▶ EXCERPT
** START **

Amanda Knox, the student convicted of killing her British roommate in Italy, is "very cautious" about the verdict of her appeal, her sister has said.

Deanna Knox, 22, who is in Perugia for the verdict, said her sister "doesn't want to get too hopeful" because she "doesn't want to get crushed".

But she said Knox was "happy" to see her family in Italy again.

The BBC's Daniel Sandford said things were becoming tense in Perugia and the decision could come on Saturday.

Along with ex-boyfriend Raffaele Sollecito, Knox is trying to overturn the guilty verdict over Meredith Kercher's murder.

The pair were convicted of murdering Ms Kercher, a 21-year-old exchange student from Coulsdon, south London, in 2007.

Knox was sentenced to 26 years in prison, while 27-year-old Italian Sollecito was given 25 years.

Speaking to the BBC, Deanna Knox, who had not seen her sister for eight months, said the family were in Perugia to "cheer [Amanda] up and make sure she feels loved".

"[Amanda's] being very cautious about how she feels, because she doesn't want to get too hopeful and then be found guilty again, she doesn't want to be crushed. I think she is staying pretty neutral in that it could go either way, so she is keeping herself safe," she said.

Deanna also told the BBC she was surprised that the Kercher family's lawyer, Francesco Maresca, chose to show pictures of Meredith Kercher's body to the court.

"[He] didn't ask for courtroom to be cleared and they just decided to show these pictures and I think they were going for the shock factor - if that was my sister and my family I would not be happy with the fact he did that.

** END **

▶ PROBLEM SET
**1)** In the news report on Amanda Knox's appeal, what prison sentence did Knox receive?
**2)** Write the next few paragraphs of the news report on Amanda Knox's appeal, starting after its last sentence.

▶ SUPPLIED DATA
** START **

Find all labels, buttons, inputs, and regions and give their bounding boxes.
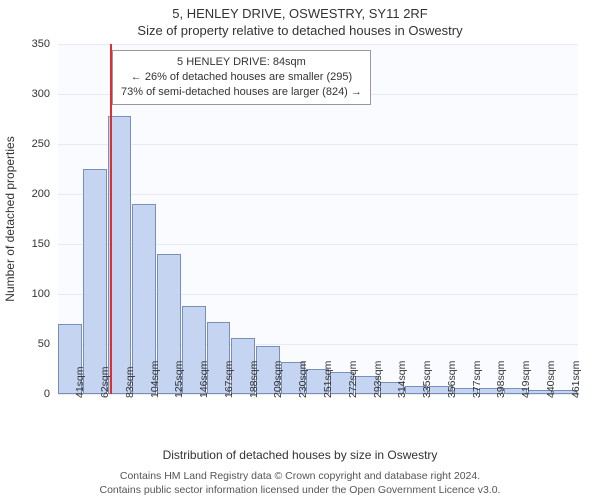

** END **

▶ THE ANSWERS
**1)** 26 years in prison.

**2)**
"He did come back and apologise but I was just really shocked by his actions," she said.

She went on to say if her sister was freed, the first thing she would want to do would be to "hug her and catch up on things".

"And just do a lot more with her and try to spend every moment that I get with her," she added.

Another sister, Ashley, 16, also in Perugia, said it was a "wonderful feeling" to have all four sisters together again.

Her youngest sister, Delaney, 13, said if Knox was freed she "wanted to catch up on the four years we have missed her not being there".

Knox and Sollecito have spent almost a year appealing against their convictions, and a verdict in the case is expected by early October.

A third person - Rudy Guede, 21 - was also convicted of Miss Kercher's murder in a separate trial and is serving a 16-year term.

Guede also denied wrongdoing but his conviction has been upheld on appeal.